Millennials and generation X are more worried about retirement than older generations in the wake of the coronavirus pandemic, according to a new survey of U.S. workers by the National Institute on Retirement Security.
Some 64 per cent of millennials (ages 25 to 43) and 54 per cent of gen-Xers (ages 44 to 55) are concerned, compared to 42 per cent of baby boomers (ages 56 to 74) and 25 per cent of the silent generation (aged 75 and older).
“Generation X and millennials are the first two generations that largely will enter retirement without a pension, so it’s not surprising that their anxiety is higher,” said Dan Doonan, NRIS executive director and the report’s co-author, in a press release.
“Millennials and gen X have lived through multiple economic downturns and decades of stagnant wages. Couple that with longer life spans and rising health and long-term care costs and it’s easy to understand their pessimism. Going forward, it will be critical for policy-makers to find ways to re-stabilize the retirement infrastructure so these generations can be self-sufficient in their older years.”
The survey found pensions are viewed favourably by all generations, with millennials expressing the highest level of favourability, at 81 per cent, followed by 76 per cent of baby boomers, 71 per cent of gen X and 68 per cent of the silent generation.
It also found a broad agreement that all U.S. employees should have access to a pension to ensure financial independence in retirement. This was cited by 83 per cent of the silent generation, 76 per cent of both baby boomers and gen X and 71 per cent of millennials.
Across all generations, most of those who said they’re concerned about the impacts of the pandemic plan to delay their retirement, cited by 69 per cent of the silent generation, 68 per cent of millennials, 66 per cent of gen X and 65 per cent of baby boomers.
In addition, millennials were most likely to take actions during the pandemic that could harm their long-term financial security. About a third (36 per cent) of millennials said they’ve spent their emergency savings during the crisis, compared to 24 per cent of gen-Xers, 11 per cent of baby boomers and six per cent of the silent generation.

Extracted data:

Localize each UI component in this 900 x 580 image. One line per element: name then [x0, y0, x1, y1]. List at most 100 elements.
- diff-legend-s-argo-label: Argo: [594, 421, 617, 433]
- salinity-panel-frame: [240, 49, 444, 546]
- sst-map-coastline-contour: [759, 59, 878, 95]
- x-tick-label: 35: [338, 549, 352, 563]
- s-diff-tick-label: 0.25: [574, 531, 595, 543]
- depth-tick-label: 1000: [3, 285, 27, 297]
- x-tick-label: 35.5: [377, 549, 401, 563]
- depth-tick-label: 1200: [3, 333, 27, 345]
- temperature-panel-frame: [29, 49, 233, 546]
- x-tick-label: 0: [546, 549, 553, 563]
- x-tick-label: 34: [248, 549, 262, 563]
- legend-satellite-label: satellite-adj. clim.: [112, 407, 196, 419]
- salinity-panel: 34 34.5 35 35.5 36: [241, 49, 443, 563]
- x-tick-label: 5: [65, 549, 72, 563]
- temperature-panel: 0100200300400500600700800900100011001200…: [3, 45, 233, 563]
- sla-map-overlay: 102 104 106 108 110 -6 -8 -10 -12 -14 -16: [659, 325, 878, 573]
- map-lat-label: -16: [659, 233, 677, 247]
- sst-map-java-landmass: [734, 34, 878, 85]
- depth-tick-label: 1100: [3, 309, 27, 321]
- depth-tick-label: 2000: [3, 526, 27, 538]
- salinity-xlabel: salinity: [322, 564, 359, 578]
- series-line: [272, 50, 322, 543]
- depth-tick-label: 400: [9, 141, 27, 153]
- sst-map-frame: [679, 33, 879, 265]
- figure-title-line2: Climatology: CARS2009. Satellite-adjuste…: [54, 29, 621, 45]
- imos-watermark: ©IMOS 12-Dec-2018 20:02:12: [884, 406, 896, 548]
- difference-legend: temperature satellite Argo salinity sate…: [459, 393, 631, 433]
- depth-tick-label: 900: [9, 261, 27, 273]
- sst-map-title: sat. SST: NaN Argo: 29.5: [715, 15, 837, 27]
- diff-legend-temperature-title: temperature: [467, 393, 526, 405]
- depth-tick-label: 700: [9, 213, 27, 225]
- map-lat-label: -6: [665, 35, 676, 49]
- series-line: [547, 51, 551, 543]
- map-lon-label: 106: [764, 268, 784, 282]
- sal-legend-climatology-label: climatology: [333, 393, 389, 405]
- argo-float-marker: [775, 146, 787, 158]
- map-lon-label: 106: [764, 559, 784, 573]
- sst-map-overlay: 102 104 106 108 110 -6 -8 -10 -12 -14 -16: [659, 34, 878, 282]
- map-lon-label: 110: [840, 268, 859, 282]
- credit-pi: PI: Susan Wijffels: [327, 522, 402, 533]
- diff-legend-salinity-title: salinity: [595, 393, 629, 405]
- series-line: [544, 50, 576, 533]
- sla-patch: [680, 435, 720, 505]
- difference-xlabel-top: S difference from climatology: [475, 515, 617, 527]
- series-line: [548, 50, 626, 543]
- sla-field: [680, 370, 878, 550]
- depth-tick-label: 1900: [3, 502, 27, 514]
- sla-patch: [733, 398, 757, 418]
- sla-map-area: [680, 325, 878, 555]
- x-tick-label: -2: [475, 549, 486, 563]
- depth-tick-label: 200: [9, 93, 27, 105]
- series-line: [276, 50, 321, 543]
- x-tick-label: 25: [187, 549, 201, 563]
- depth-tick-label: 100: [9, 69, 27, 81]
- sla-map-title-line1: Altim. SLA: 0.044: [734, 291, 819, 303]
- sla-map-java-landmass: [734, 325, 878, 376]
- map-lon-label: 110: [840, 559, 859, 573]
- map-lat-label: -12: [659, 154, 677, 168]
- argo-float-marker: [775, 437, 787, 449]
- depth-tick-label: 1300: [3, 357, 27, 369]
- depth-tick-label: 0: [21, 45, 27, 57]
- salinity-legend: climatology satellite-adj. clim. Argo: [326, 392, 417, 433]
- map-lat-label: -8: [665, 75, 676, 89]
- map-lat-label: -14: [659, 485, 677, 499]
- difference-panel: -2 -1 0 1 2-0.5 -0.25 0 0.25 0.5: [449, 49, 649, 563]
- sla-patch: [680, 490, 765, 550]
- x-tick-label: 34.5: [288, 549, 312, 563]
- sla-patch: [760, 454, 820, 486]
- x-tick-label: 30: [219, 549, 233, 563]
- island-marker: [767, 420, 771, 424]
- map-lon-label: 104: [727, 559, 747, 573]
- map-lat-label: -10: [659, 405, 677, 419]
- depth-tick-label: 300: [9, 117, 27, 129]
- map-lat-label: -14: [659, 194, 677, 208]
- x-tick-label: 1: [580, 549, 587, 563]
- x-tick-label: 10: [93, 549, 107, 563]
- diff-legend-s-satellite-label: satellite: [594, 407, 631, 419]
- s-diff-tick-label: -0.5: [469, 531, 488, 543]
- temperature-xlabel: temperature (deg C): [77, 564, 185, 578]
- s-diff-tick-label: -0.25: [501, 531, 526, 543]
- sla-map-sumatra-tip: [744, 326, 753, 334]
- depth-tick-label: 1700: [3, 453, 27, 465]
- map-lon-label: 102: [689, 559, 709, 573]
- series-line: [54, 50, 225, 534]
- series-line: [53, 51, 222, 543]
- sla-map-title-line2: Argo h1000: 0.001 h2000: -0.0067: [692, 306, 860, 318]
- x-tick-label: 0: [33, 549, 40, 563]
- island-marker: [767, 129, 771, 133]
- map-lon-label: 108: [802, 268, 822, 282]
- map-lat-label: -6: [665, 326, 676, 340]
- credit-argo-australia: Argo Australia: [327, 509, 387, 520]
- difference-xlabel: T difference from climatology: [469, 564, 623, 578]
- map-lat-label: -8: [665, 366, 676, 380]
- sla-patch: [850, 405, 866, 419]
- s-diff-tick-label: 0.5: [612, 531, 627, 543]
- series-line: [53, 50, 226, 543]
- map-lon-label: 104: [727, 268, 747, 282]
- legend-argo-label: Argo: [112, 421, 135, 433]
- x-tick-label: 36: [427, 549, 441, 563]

Problems and tasks:
**A.** In the retirement survey article, what share of millennials said they had spent their emergency savings during the crisis?
**B.** List every generation named in the retirement survey article, with the age range given for each.

Activity answers:
**A.** 36 percent

**B.**
Millennials (ages 25 to 43)
Generation X (ages 44 to 55)
Baby boomers (ages 56 to 74)
Silent generation (aged 75 and older)